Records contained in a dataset
-----
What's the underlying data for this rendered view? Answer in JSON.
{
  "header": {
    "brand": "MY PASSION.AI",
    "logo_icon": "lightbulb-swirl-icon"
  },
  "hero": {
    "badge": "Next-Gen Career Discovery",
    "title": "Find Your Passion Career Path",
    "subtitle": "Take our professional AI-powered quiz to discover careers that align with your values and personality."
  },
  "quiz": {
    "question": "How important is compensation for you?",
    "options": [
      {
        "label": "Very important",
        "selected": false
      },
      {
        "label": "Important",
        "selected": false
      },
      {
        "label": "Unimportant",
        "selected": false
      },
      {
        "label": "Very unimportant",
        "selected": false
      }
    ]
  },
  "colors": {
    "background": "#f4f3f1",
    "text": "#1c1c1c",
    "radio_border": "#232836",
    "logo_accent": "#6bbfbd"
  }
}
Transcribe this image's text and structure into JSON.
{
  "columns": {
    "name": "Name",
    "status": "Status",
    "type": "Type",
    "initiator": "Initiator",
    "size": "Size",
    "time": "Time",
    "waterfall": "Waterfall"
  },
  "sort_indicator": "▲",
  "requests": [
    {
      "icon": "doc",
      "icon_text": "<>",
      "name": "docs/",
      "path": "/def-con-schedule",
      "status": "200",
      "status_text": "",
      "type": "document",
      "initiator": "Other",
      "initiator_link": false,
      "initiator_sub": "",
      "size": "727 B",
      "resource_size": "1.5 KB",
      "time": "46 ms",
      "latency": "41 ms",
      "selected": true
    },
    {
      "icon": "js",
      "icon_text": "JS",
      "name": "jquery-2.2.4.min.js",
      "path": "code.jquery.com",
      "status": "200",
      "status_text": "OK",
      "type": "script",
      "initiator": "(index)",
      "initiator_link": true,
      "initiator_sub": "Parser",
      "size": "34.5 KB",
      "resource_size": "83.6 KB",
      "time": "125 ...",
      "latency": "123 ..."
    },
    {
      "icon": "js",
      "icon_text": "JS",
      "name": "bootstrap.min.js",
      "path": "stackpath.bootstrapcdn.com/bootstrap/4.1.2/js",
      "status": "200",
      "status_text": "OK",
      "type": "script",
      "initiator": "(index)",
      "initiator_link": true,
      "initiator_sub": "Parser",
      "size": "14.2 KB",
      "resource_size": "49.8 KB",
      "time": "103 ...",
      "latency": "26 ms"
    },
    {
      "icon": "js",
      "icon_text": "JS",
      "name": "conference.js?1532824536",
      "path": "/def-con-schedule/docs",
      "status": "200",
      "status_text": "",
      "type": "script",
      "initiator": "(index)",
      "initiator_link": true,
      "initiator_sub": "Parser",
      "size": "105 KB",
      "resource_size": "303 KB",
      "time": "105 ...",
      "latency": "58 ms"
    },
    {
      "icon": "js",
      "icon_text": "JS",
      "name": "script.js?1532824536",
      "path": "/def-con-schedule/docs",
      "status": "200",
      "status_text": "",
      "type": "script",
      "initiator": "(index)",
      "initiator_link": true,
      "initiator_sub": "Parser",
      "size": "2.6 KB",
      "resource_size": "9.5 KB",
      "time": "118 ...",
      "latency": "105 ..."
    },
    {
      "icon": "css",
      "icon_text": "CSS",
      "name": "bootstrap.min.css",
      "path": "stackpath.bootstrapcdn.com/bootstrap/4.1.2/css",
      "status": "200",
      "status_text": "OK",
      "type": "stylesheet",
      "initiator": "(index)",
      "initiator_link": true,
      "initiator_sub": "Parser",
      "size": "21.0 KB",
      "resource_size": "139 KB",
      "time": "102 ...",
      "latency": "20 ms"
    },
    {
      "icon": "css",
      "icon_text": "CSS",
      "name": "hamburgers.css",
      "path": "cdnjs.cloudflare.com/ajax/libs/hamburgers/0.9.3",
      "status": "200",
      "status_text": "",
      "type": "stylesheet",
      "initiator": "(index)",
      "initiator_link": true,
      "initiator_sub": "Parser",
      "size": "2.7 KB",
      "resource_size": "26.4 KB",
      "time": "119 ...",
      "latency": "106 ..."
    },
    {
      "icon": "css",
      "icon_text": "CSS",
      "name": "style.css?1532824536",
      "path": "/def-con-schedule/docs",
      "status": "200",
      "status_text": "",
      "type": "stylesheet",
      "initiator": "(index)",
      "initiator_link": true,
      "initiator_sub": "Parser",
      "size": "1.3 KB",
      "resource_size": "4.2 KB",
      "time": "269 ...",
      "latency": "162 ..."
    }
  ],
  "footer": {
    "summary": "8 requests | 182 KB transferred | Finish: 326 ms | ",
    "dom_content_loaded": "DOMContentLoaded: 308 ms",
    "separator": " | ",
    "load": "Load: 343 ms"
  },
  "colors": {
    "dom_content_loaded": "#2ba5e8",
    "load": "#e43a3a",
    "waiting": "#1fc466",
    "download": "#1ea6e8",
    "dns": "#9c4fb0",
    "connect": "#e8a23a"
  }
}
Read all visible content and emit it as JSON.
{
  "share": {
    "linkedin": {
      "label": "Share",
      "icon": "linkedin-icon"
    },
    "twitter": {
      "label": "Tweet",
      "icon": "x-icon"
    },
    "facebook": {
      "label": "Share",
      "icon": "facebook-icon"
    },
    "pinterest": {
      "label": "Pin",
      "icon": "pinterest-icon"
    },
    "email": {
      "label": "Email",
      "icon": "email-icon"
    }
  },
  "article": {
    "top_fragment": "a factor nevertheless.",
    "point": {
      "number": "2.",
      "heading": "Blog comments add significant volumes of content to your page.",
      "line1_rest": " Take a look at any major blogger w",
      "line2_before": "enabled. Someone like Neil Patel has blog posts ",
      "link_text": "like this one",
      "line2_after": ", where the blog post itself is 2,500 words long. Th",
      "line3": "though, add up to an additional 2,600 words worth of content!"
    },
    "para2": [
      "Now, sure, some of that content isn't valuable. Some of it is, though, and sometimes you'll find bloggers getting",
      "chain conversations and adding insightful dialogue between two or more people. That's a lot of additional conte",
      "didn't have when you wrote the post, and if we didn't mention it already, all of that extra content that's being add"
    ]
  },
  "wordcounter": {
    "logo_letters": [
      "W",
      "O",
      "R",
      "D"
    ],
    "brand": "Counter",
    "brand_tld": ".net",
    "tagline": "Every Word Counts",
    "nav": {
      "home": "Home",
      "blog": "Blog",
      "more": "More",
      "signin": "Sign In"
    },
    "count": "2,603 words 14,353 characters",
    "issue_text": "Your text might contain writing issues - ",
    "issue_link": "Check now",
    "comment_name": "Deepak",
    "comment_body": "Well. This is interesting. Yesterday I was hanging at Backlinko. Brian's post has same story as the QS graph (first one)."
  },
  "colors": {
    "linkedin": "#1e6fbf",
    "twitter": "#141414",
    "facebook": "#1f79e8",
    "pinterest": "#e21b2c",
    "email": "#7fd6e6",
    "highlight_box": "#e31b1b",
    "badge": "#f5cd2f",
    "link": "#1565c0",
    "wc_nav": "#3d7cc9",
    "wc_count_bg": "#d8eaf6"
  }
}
-----
→ Stated problem:
Set down the entries above again, word for word.

→ Answer to this task:
What's the underlying data for this rendered view? Answer in JSON.
{
  "header": {
    "brand": "MY PASSION.AI",
    "logo_icon": "lightbulb-swirl-icon"
  },
  "hero": {
    "badge": "Next-Gen Career Discovery",
    "title": "Find Your Passion Career Path",
    "subtitle": "Take our professional AI-powered quiz to discover careers that align with your values and personality."
  },
  "quiz": {
    "question": "How important is compensation for you?",
    "options": [
      {
        "label": "Very important",
        "selected": false
      },
      {
        "label": "Important",
        "selected": false
      },
      {
        "label": "Unimportant",
        "selected": false
      },
      {
        "label": "Very unimportant",
        "selected": false
      }
    ]
  },
  "colors": {
    "background": "#f4f3f1",
    "text": "#1c1c1c",
    "radio_border": "#232836",
    "logo_accent": "#6bbfbd"
  }
}
Transcribe this image's text and structure into JSON.
{
  "columns": {
    "name": "Name",
    "status": "Status",
    "type": "Type",
    "initiator": "Initiator",
    "size": "Size",
    "time": "Time",
    "waterfall": "Waterfall"
  },
  "sort_indicator": "▲",
  "requests": [
    {
      "icon": "doc",
      "icon_text": "<>",
      "name": "docs/",
      "path": "/def-con-schedule",
      "status": "200",
      "status_text": "",
      "type": "document",
      "initiator": "Other",
      "initiator_link": false,
      "initiator_sub": "",
      "size": "727 B",
      "resource_size": "1.5 KB",
      "time": "46 ms",
      "latency": "41 ms",
      "selected": true
    },
    {
      "icon": "js",
      "icon_text": "JS",
      "name": "jquery-2.2.4.min.js",
      "path": "code.jquery.com",
      "status": "200",
      "status_text": "OK",
      "type": "script",
      "initiator": "(index)",
      "initiator_link": true,
      "initiator_sub": "Parser",
      "size": "34.5 KB",
      "resource_size": "83.6 KB",
      "time": "125 ...",
      "latency": "123 ..."
    },
    {
      "icon": "js",
      "icon_text": "JS",
      "name": "bootstrap.min.js",
      "path": "stackpath.bootstrapcdn.com/bootstrap/4.1.2/js",
      "status": "200",
      "status_text": "OK",
      "type": "script",
      "initiator": "(index)",
      "initiator_link": true,
      "initiator_sub": "Parser",
      "size": "14.2 KB",
      "resource_size": "49.8 KB",
      "time": "103 ...",
      "latency": "26 ms"
    },
    {
      "icon": "js",
      "icon_text": "JS",
      "name": "conference.js?1532824536",
      "path": "/def-con-schedule/docs",
      "status": "200",
      "status_text": "",
      "type": "script",
      "initiator": "(index)",
      "initiator_link": true,
      "initiator_sub": "Parser",
      "size": "105 KB",
      "resource_size": "303 KB",
      "time": "105 ...",
      "latency": "58 ms"
    },
    {
      "icon": "js",
      "icon_text": "JS",
      "name": "script.js?1532824536",
      "path": "/def-con-schedule/docs",
      "status": "200",
      "status_text": "",
      "type": "script",
      "initiator": "(index)",
      "initiator_link": true,
      "initiator_sub": "Parser",
      "size": "2.6 KB",
      "resource_size": "9.5 KB",
      "time": "118 ...",
      "latency": "105 ..."
    },
    {
      "icon": "css",
      "icon_text": "CSS",
      "name": "bootstrap.min.css",
      "path": "stackpath.bootstrapcdn.com/bootstrap/4.1.2/css",
      "status": "200",
      "status_text": "OK",
      "type": "stylesheet",
      "initiator": "(index)",
      "initiator_link": true,
      "initiator_sub": "Parser",
      "size": "21.0 KB",
      "resource_size": "139 KB",
      "time": "102 ...",
      "latency": "20 ms"
    },
    {
      "icon": "css",
      "icon_text": "CSS",
      "name": "hamburgers.css",
      "path": "cdnjs.cloudflare.com/ajax/libs/hamburgers/0.9.3",
      "status": "200",
      "status_text": "",
      "type": "stylesheet",
      "initiator": "(index)",
      "initiator_link": true,
      "initiator_sub": "Parser",
      "size": "2.7 KB",
      "resource_size": "26.4 KB",
      "time": "119 ...",
      "latency": "106 ..."
    },
    {
      "icon": "css",
      "icon_text": "CSS",
      "name": "style.css?1532824536",
      "path": "/def-con-schedule/docs",
      "status": "200",
      "status_text": "",
      "type": "stylesheet",
      "initiator": "(index)",
      "initiator_link": true,
      "initiator_sub": "Parser",
      "size": "1.3 KB",
      "resource_size": "4.2 KB",
      "time": "269 ...",
      "latency": "162 ..."
    }
  ],
  "footer": {
    "summary": "8 requests | 182 KB transferred | Finish: 326 ms | ",
    "dom_content_loaded": "DOMContentLoaded: 308 ms",
    "separator": " | ",
    "load": "Load: 343 ms"
  },
  "colors": {
    "dom_content_loaded": "#2ba5e8",
    "load": "#e43a3a",
    "waiting": "#1fc466",
    "download": "#1ea6e8",
    "dns": "#9c4fb0",
    "connect": "#e8a23a"
  }
}
Read all visible content and emit it as JSON.
{
  "share": {
    "linkedin": {
      "label": "Share",
      "icon": "linkedin-icon"
    },
    "twitter": {
      "label": "Tweet",
      "icon": "x-icon"
    },
    "facebook": {
      "label": "Share",
      "icon": "facebook-icon"
    },
    "pinterest": {
      "label": "Pin",
      "icon": "pinterest-icon"
    },
    "email": {
      "label": "Email",
      "icon": "email-icon"
    }
  },
  "article": {
    "top_fragment": "a factor nevertheless.",
    "point": {
      "number": "2.",
      "heading": "Blog comments add significant volumes of content to your page.",
      "line1_rest": " Take a look at any major blogger w",
      "line2_before": "enabled. Someone like Neil Patel has blog posts ",
      "link_text": "like this one",
      "line2_after": ", where the blog post itself is 2,500 words long. Th",
      "line3": "though, add up to an additional 2,600 words worth of content!"
    },
    "para2": [
      "Now, sure, some of that content isn't valuable. Some of it is, though, and sometimes you'll find bloggers getting",
      "chain conversations and adding insightful dialogue between two or more people. That's a lot of additional conte",
      "didn't have when you wrote the post, and if we didn't mention it already, all of that extra content that's being add"
    ]
  },
  "wordcounter": {
    "logo_letters": [
      "W",
      "O",
      "R",
      "D"
    ],
    "brand": "Counter",
    "brand_tld": ".net",
    "tagline": "Every Word Counts",
    "nav": {
      "home": "Home",
      "blog": "Blog",
      "more": "More",
      "signin": "Sign In"
    },
    "count": "2,603 words 14,353 characters",
    "issue_text": "Your text might contain writing issues - ",
    "issue_link": "Check now",
    "comment_name": "Deepak",
    "comment_body": "Well. This is interesting. Yesterday I was hanging at Backlinko. Brian's post has same story as the QS graph (first one)."
  },
  "colors": {
    "linkedin": "#1e6fbf",
    "twitter": "#141414",
    "facebook": "#1f79e8",
    "pinterest": "#e21b2c",
    "email": "#7fd6e6",
    "highlight_box": "#e31b1b",
    "badge": "#f5cd2f",
    "link": "#1565c0",
    "wc_nav": "#3d7cc9",
    "wc_count_bg": "#d8eaf6"
  }
}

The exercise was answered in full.